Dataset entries
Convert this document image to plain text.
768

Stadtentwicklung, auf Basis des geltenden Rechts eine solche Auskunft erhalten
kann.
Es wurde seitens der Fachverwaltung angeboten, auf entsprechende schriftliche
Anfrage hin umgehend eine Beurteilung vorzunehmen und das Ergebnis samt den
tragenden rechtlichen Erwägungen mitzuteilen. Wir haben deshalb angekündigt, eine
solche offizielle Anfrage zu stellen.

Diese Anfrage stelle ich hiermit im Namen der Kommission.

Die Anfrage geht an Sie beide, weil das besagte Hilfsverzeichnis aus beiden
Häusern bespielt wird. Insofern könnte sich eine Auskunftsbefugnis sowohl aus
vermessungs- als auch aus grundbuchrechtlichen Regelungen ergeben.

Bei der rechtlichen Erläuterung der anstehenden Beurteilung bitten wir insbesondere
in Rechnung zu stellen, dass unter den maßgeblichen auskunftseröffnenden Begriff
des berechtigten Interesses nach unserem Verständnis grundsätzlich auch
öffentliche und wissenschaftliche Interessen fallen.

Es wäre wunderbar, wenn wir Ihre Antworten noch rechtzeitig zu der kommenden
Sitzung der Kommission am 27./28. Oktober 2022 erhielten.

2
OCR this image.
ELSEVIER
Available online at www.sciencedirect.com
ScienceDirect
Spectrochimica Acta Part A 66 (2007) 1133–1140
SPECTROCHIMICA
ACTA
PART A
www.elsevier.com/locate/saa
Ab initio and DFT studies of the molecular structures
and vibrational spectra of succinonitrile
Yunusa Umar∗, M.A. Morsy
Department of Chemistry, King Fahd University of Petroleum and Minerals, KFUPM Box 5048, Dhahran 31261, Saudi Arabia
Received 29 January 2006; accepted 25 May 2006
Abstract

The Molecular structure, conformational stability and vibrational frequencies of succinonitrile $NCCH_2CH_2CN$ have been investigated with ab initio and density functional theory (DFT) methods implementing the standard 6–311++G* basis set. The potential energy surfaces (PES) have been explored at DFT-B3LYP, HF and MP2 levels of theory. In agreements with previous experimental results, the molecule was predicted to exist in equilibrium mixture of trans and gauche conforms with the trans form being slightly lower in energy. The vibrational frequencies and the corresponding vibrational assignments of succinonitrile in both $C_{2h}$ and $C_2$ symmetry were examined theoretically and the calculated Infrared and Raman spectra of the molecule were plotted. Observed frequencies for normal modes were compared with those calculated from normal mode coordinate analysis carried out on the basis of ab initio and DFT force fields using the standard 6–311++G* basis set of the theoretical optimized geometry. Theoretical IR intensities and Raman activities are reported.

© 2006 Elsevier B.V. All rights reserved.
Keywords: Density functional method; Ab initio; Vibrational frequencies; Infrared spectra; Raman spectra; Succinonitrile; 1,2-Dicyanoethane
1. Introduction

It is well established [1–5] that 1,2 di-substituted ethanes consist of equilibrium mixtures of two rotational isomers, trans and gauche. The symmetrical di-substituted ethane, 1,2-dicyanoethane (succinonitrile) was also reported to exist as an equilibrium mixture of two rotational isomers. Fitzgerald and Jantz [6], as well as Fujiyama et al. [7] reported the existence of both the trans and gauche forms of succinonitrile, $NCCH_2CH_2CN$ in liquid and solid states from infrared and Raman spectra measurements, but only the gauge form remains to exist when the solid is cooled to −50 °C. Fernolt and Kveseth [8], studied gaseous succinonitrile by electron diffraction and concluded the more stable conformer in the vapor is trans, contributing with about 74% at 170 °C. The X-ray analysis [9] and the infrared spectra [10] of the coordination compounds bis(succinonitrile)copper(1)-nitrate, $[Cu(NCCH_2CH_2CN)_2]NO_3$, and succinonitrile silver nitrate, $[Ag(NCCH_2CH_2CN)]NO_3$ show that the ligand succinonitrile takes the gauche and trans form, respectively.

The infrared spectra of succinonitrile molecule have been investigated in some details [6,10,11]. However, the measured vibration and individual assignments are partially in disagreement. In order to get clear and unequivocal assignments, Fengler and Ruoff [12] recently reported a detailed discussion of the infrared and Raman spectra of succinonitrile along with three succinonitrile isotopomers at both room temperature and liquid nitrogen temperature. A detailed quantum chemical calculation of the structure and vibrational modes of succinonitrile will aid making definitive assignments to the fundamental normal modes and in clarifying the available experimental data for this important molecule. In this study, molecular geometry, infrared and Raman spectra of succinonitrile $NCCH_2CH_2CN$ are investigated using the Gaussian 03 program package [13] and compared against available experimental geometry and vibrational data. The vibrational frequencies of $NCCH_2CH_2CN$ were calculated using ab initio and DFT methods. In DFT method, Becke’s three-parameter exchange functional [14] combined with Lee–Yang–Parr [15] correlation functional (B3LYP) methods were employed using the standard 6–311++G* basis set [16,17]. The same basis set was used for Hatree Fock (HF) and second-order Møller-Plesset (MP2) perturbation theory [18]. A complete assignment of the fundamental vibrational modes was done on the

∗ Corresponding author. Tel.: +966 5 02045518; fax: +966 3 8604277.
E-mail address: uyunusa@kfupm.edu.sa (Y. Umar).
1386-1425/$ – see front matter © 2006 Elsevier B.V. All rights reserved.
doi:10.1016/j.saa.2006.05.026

● EXERCISE BRIEF
Output every line above without altering anything.

● FINAL RESULT
Convert this document image to plain text.
768

Stadtentwicklung, auf Basis des geltenden Rechts eine solche Auskunft erhalten
kann.
Es wurde seitens der Fachverwaltung angeboten, auf entsprechende schriftliche
Anfrage hin umgehend eine Beurteilung vorzunehmen und das Ergebnis samt den
tragenden rechtlichen Erwägungen mitzuteilen. Wir haben deshalb angekündigt, eine
solche offizielle Anfrage zu stellen.

Diese Anfrage stelle ich hiermit im Namen der Kommission.

Die Anfrage geht an Sie beide, weil das besagte Hilfsverzeichnis aus beiden
Häusern bespielt wird. Insofern könnte sich eine Auskunftsbefugnis sowohl aus
vermessungs- als auch aus grundbuchrechtlichen Regelungen ergeben.

Bei der rechtlichen Erläuterung der anstehenden Beurteilung bitten wir insbesondere
in Rechnung zu stellen, dass unter den maßgeblichen auskunftseröffnenden Begriff
des berechtigten Interesses nach unserem Verständnis grundsätzlich auch
öffentliche und wissenschaftliche Interessen fallen.

Es wäre wunderbar, wenn wir Ihre Antworten noch rechtzeitig zu der kommenden
Sitzung der Kommission am 27./28. Oktober 2022 erhielten.

2
OCR this image.
ELSEVIER
Available online at www.sciencedirect.com
ScienceDirect
Spectrochimica Acta Part A 66 (2007) 1133–1140
SPECTROCHIMICA
ACTA
PART A
www.elsevier.com/locate/saa
Ab initio and DFT studies of the molecular structures
and vibrational spectra of succinonitrile
Yunusa Umar∗, M.A. Morsy
Department of Chemistry, King Fahd University of Petroleum and Minerals, KFUPM Box 5048, Dhahran 31261, Saudi Arabia
Received 29 January 2006; accepted 25 May 2006
Abstract

The Molecular structure, conformational stability and vibrational frequencies of succinonitrile $NCCH_2CH_2CN$ have been investigated with ab initio and density functional theory (DFT) methods implementing the standard 6–311++G* basis set. The potential energy surfaces (PES) have been explored at DFT-B3LYP, HF and MP2 levels of theory. In agreements with previous experimental results, the molecule was predicted to exist in equilibrium mixture of trans and gauche conforms with the trans form being slightly lower in energy. The vibrational frequencies and the corresponding vibrational assignments of succinonitrile in both $C_{2h}$ and $C_2$ symmetry were examined theoretically and the calculated Infrared and Raman spectra of the molecule were plotted. Observed frequencies for normal modes were compared with those calculated from normal mode coordinate analysis carried out on the basis of ab initio and DFT force fields using the standard 6–311++G* basis set of the theoretical optimized geometry. Theoretical IR intensities and Raman activities are reported.

© 2006 Elsevier B.V. All rights reserved.
Keywords: Density functional method; Ab initio; Vibrational frequencies; Infrared spectra; Raman spectra; Succinonitrile; 1,2-Dicyanoethane
1. Introduction

It is well established [1–5] that 1,2 di-substituted ethanes consist of equilibrium mixtures of two rotational isomers, trans and gauche. The symmetrical di-substituted ethane, 1,2-dicyanoethane (succinonitrile) was also reported to exist as an equilibrium mixture of two rotational isomers. Fitzgerald and Jantz [6], as well as Fujiyama et al. [7] reported the existence of both the trans and gauche forms of succinonitrile, $NCCH_2CH_2CN$ in liquid and solid states from infrared and Raman spectra measurements, but only the gauge form remains to exist when the solid is cooled to −50 °C. Fernolt and Kveseth [8], studied gaseous succinonitrile by electron diffraction and concluded the more stable conformer in the vapor is trans, contributing with about 74% at 170 °C. The X-ray analysis [9] and the infrared spectra [10] of the coordination compounds bis(succinonitrile)copper(1)-nitrate, $[Cu(NCCH_2CH_2CN)_2]NO_3$, and succinonitrile silver nitrate, $[Ag(NCCH_2CH_2CN)]NO_3$ show that the ligand succinonitrile takes the gauche and trans form, respectively.

The infrared spectra of succinonitrile molecule have been investigated in some details [6,10,11]. However, the measured vibration and individual assignments are partially in disagreement. In order to get clear and unequivocal assignments, Fengler and Ruoff [12] recently reported a detailed discussion of the infrared and Raman spectra of succinonitrile along with three succinonitrile isotopomers at both room temperature and liquid nitrogen temperature. A detailed quantum chemical calculation of the structure and vibrational modes of succinonitrile will aid making definitive assignments to the fundamental normal modes and in clarifying the available experimental data for this important molecule. In this study, molecular geometry, infrared and Raman spectra of succinonitrile $NCCH_2CH_2CN$ are investigated using the Gaussian 03 program package [13] and compared against available experimental geometry and vibrational data. The vibrational frequencies of $NCCH_2CH_2CN$ were calculated using ab initio and DFT methods. In DFT method, Becke’s three-parameter exchange functional [14] combined with Lee–Yang–Parr [15] correlation functional (B3LYP) methods were employed using the standard 6–311++G* basis set [16,17]. The same basis set was used for Hatree Fock (HF) and second-order Møller-Plesset (MP2) perturbation theory [18]. A complete assignment of the fundamental vibrational modes was done on the

∗ Corresponding author. Tel.: +966 5 02045518; fax: +966 3 8604277.
E-mail address: uyunusa@kfupm.edu.sa (Y. Umar).
1386-1425/$ – see front matter © 2006 Elsevier B.V. All rights reserved.
doi:10.1016/j.saa.2006.05.026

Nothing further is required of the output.